**THE PROBLEM**.
Which lines in the records below contain the word "Relative"? Return each of them.

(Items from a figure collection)
··········

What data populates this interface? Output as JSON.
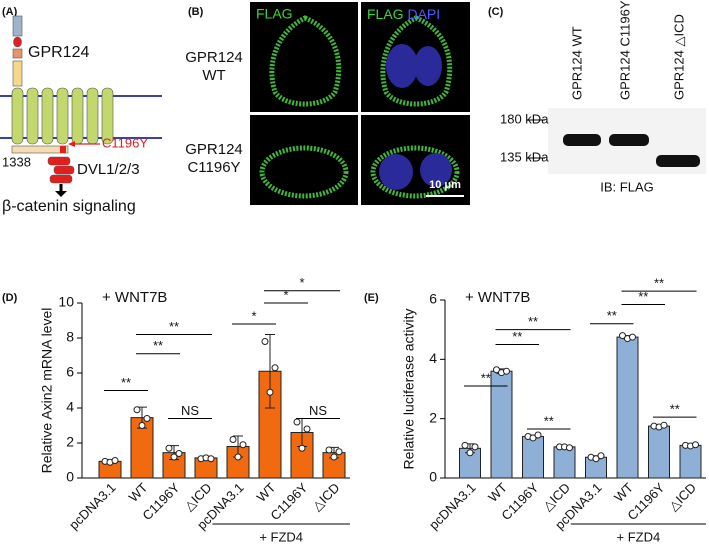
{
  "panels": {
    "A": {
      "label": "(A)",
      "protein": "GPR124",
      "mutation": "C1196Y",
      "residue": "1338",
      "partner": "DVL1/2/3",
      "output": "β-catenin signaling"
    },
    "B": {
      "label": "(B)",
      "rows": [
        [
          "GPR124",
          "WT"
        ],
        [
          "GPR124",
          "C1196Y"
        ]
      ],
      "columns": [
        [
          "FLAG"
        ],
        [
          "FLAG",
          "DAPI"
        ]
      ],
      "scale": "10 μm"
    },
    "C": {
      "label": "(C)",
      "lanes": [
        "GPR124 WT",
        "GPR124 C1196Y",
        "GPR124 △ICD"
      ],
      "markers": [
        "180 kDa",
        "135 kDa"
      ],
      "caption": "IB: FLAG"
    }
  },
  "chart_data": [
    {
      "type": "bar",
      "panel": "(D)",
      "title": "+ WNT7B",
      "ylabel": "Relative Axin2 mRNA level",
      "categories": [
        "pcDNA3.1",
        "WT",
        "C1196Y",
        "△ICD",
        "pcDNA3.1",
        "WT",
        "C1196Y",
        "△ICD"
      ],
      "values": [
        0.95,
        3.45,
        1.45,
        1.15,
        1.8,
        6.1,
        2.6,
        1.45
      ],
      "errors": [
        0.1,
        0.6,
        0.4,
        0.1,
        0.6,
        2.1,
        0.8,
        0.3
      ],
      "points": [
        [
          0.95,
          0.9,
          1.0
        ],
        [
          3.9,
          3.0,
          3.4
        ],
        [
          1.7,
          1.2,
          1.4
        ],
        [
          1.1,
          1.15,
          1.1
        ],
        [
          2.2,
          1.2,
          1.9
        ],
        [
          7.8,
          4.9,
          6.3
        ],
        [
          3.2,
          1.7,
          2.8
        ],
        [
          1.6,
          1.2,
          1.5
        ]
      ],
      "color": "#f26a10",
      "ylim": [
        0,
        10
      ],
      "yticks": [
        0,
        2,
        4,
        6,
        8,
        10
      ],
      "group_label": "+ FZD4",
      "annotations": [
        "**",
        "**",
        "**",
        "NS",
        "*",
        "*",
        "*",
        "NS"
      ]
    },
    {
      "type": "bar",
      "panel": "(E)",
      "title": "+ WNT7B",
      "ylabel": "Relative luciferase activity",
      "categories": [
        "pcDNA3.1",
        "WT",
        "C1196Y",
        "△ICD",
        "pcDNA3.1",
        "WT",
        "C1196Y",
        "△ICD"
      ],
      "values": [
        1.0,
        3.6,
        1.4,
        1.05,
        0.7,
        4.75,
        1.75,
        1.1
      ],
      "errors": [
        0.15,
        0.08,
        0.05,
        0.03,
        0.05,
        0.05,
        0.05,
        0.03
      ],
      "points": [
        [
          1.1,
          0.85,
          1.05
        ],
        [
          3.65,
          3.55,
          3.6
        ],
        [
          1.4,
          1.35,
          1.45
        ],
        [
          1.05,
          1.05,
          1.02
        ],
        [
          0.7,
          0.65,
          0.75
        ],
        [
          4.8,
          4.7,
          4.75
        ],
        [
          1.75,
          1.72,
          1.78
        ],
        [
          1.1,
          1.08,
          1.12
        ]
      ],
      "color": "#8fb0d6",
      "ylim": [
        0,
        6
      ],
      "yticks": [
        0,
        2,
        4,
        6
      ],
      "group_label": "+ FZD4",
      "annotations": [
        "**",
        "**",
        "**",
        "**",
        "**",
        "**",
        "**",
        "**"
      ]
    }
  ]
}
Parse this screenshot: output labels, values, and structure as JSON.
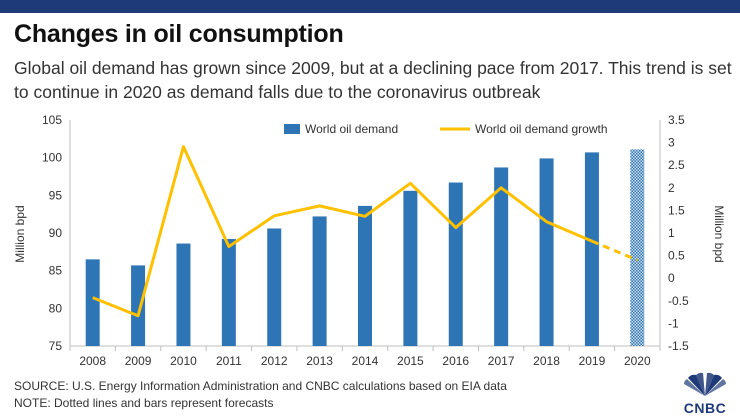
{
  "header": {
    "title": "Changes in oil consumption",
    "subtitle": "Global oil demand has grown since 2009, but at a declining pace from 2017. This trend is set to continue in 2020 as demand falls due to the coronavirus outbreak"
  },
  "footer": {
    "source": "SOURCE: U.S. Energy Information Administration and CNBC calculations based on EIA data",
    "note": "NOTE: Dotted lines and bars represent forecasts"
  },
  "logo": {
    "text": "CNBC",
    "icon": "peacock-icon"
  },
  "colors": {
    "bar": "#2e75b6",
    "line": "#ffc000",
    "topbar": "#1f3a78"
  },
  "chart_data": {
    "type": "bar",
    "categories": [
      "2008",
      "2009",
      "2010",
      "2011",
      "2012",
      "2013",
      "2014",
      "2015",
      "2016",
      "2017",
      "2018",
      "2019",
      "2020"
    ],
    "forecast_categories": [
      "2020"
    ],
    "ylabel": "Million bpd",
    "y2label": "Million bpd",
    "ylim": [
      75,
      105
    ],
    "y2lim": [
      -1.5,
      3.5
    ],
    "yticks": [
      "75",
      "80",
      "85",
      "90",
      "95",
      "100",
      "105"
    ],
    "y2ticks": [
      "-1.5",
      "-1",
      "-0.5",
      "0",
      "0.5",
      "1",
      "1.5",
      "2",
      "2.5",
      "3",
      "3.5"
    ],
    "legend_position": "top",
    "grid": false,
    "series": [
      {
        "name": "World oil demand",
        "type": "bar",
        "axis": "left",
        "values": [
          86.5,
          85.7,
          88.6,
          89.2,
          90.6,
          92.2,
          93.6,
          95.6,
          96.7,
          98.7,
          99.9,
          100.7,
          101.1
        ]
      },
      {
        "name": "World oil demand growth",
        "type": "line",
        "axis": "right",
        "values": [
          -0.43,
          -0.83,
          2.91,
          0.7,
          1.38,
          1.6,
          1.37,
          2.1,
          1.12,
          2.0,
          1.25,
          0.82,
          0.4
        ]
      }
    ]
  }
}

··········

**EXPECTED ANSWER**.
      "ylabel": "Relative Axin2 mRNA level",
      "ylabel": "Relative luciferase activity",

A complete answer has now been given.